What is needed:
Output every line of the entries from the line containing "Output the text content of this document." through the last, exactly, with no other content.

Records for processing:
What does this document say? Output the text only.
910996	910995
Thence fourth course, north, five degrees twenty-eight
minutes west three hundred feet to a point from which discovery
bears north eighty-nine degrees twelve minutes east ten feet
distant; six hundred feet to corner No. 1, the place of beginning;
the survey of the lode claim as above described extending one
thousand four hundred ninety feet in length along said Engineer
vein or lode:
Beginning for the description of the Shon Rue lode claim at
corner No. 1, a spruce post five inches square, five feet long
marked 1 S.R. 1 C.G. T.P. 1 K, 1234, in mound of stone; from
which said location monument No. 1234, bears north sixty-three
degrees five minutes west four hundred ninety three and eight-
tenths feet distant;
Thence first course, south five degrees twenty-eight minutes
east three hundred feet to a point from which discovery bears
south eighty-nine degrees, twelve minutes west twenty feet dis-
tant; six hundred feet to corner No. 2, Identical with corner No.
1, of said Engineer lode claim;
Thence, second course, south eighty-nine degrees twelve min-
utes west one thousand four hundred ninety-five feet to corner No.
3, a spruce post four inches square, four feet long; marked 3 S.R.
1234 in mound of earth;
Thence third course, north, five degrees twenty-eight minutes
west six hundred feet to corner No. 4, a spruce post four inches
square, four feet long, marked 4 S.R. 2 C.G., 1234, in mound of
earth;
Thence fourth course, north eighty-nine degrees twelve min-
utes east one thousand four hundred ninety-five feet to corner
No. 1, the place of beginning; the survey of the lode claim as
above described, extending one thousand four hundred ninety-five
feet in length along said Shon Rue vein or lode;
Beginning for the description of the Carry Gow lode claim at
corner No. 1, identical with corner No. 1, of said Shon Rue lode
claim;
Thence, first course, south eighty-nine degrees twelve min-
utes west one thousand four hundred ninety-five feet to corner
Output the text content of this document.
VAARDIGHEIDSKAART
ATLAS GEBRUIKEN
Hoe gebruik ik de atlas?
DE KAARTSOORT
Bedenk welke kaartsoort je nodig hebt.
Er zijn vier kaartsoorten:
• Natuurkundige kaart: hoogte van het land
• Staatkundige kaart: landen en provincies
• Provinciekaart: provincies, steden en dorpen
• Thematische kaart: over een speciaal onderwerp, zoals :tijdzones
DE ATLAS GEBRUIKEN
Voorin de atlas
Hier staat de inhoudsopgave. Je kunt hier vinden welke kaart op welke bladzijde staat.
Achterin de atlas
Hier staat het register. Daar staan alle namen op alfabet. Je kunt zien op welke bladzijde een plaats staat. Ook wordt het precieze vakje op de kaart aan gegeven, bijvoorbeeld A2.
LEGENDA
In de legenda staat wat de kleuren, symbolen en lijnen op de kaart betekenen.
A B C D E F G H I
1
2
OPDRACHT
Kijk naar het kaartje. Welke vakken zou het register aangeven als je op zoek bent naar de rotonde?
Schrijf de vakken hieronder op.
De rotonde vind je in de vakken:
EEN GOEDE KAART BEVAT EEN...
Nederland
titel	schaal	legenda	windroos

Task solution:
Output the text content of this document.
VAARDIGHEIDSKAART
ATLAS GEBRUIKEN
Hoe gebruik ik de atlas?
DE KAARTSOORT
Bedenk welke kaartsoort je nodig hebt.
Er zijn vier kaartsoorten:
• Natuurkundige kaart: hoogte van het land
• Staatkundige kaart: landen en provincies
• Provinciekaart: provincies, steden en dorpen
• Thematische kaart: over een speciaal onderwerp, zoals :tijdzones
DE ATLAS GEBRUIKEN
Voorin de atlas
Hier staat de inhoudsopgave. Je kunt hier vinden welke kaart op welke bladzijde staat.
Achterin de atlas
Hier staat het register. Daar staan alle namen op alfabet. Je kunt zien op welke bladzijde een plaats staat. Ook wordt het precieze vakje op de kaart aan gegeven, bijvoorbeeld A2.
LEGENDA
In de legenda staat wat de kleuren, symbolen en lijnen op de kaart betekenen.
A B C D E F G H I
1
2
OPDRACHT
Kijk naar het kaartje. Welke vakken zou het register aangeven als je op zoek bent naar de rotonde?
Schrijf de vakken hieronder op.
De rotonde vind je in de vakken:
EEN GOEDE KAART BEVAT EEN...
Nederland
titel	schaal	legenda	windroos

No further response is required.